Demographics, CD4+ cell count, and anti-pneumolysin antibody titres in HIV infected cases with recurrent pneumococcal bacteraemia and control subjects.
| Cases (n = 34) | Group |
Multiple comparison p-valuesa |
|||
|---|---|---|---|---|---|
| HIV positive controls (n = 34) | HIV negative controls (n = 34) | Cases vs. HIV positive controls | Cases vs. HIV negative controls | ||
| Age (years), mean (s.d.) | 35.4 (7.5) | 35.0 (8.5) | 32.9 (11.4.) | 0.987 | 0.536 |
| Sex n (Males/Females) | 17/17 | 17/17 | 17/17 | ||
| CD4+ cell count/μl: geometric mean (95% CI) | 132.9 (107.5–164.3) | 178.2 (124.8–254.5) | 568.3 (445.4–725.0) | 0.286 | <0.001 |
| Pre-event anti-pneumolysin IgG titre (U/ml): geometric mean (95% CI) | 849.1 (635.8–1134.0) | 564.6 (428.6–743.8) | 356.1 (296.3–428.0) | 0.059 | <0.001 |
| Post-event anti-pneumolysin IgG titre (U/ml): geometric mean (95% CI) | 840.2b (610.9–1155.5) | – | – | – | – |
| Mean ratio of pre-event anti-pneumolysin IgG titre to post-event anti- pneumolysin IgG titre (95% CI) | 1.007b (0.818–1.240)b | – | – | – | – |
Tukey HSD p-values, adjusted for multiple comparisons.
n = 29.
3.1. Comparison of baseline anti-pneumolysin IgG titres between cases and controls
HIV positive cases had significantly higher anti-pneumolysin IgG titres than HIV negative subjects (p < 0.001). HIV positive controls also had significantly higher anti-pneumolysin IgG titres than the HIV negative controls (p = 0.028). HIV positive cases that had recurrence of bacteraemia had a tendency to higher anti-pneumolysin IgG titres compared to HIV positive control subjects (Fig. 1), but this was not statistically significant (p = 0.059).
Fig. 1.
Baseline serum IgG antibodies to pneumolysin in HIV positive cases with recurrent pneumococcal bacteraemia (n = 34) matched HIV positive controls (n = 34) and matched HIV negative controls (n = 34) displayed as box-and-whisker plots. The circle represents an outlier (value between 1.5 and 3 interquartile ranges from the end of the box), asterisks are extreme outliers (>3 interquartile range from box). HIV positive cases and HIV positive controls had significantly higher IgG titres than HIV negative controls. There was no significant difference in levels between cases and HIV positive controls (p = 0.059).
3.2. Change in anti-pneumolysin IgG titre in cases after recurrence of pneumococcal bacteraemia
Case sera were collected a median time of 40 days before the recurrent pneumococcal disease episode (range, 0–334 days), for baseline anti-pneumolysin IgG measurement. Sera after the recurrent bacteraemia episode, were collected at a median time of 39 days (range, 13–177 days) post-disease. There was no significant change in anti-pneumolysin IgG titres between baseline level and post-bacteraemia episode (p = 0.95) (Fig. 2).

**GIVEN DATA:**
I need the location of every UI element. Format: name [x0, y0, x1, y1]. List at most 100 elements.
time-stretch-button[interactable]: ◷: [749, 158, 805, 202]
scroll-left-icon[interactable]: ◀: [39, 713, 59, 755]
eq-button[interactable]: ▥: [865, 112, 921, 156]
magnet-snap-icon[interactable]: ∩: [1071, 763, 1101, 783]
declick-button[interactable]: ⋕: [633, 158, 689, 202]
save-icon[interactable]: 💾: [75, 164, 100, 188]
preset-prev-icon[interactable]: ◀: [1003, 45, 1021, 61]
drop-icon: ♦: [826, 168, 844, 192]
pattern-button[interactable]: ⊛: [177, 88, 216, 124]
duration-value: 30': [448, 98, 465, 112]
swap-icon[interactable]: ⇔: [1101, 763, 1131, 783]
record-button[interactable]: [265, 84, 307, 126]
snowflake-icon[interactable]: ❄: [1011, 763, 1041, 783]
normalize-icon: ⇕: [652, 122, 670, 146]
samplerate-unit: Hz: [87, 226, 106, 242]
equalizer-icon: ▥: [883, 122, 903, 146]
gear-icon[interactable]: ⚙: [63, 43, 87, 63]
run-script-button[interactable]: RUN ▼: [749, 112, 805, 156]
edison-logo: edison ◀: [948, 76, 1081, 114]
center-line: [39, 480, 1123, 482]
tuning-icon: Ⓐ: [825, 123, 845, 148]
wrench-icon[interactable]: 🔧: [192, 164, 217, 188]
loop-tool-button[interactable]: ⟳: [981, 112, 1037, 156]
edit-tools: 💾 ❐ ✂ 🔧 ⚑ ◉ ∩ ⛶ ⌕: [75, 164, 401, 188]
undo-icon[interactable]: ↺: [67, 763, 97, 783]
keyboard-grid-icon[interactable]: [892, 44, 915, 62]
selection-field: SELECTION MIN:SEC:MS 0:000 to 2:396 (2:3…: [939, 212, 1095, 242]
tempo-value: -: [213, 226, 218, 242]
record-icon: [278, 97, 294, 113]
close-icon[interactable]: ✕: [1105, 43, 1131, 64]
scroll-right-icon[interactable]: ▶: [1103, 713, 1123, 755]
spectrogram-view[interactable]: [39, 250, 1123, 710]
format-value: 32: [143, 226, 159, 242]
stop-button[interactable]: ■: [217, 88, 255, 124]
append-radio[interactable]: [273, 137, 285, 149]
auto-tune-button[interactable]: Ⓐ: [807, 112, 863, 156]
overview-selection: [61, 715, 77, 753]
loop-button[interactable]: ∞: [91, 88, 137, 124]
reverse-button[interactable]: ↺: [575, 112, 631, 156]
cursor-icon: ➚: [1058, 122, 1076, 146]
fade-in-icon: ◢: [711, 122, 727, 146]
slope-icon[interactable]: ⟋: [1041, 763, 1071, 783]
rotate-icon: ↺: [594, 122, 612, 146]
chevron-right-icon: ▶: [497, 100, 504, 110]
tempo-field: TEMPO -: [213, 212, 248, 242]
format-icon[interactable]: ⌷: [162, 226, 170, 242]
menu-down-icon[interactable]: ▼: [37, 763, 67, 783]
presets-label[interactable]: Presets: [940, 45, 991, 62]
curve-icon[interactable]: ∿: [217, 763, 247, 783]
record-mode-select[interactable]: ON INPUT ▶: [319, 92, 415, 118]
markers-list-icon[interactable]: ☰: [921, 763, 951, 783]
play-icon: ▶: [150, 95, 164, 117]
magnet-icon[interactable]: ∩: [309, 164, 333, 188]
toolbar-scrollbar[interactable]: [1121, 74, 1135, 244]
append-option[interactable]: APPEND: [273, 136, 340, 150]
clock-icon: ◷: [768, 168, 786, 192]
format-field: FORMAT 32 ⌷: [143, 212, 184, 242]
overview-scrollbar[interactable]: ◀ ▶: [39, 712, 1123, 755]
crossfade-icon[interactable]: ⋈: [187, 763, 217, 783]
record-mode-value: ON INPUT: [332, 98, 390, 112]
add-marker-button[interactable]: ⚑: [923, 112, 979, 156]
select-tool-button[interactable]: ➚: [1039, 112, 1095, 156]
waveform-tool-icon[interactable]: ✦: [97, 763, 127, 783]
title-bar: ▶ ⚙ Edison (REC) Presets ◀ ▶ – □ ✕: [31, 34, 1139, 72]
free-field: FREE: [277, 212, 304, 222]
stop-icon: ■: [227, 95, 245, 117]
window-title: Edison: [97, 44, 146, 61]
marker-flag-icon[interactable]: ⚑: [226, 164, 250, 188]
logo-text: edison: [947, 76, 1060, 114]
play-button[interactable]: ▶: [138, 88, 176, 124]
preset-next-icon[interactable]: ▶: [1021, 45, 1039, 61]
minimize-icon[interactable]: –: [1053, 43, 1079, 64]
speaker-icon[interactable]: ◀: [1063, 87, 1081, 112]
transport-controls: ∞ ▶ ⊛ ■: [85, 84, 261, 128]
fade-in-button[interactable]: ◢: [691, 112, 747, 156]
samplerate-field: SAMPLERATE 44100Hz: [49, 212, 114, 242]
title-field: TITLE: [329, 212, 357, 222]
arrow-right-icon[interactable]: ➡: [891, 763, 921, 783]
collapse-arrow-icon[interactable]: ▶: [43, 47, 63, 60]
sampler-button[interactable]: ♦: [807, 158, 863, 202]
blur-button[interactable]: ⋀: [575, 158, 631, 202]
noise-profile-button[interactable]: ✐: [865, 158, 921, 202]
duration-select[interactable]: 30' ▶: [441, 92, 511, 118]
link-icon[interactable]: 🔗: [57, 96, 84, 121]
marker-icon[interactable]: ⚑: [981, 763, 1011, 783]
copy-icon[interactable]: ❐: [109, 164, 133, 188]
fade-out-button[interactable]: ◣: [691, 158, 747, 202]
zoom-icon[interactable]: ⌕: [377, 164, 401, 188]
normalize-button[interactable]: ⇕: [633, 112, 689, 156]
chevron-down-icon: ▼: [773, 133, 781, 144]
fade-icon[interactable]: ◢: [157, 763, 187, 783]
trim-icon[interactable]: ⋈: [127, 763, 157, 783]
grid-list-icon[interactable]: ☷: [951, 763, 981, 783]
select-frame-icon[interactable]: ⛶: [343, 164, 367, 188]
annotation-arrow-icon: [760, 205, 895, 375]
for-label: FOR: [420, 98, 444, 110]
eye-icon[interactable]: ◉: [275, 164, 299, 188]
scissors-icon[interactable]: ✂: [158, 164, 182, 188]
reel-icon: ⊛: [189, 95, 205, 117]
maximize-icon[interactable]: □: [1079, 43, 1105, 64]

**BRIEF:**
Please state, from the text on anti-pneumolysin antibodies, the median time before the recurrent pneumococcal disease episode at which case sera were collected for baseline measurement. These lines come from a different source than the text above them.

**OUTPUT BELOW:**
40 days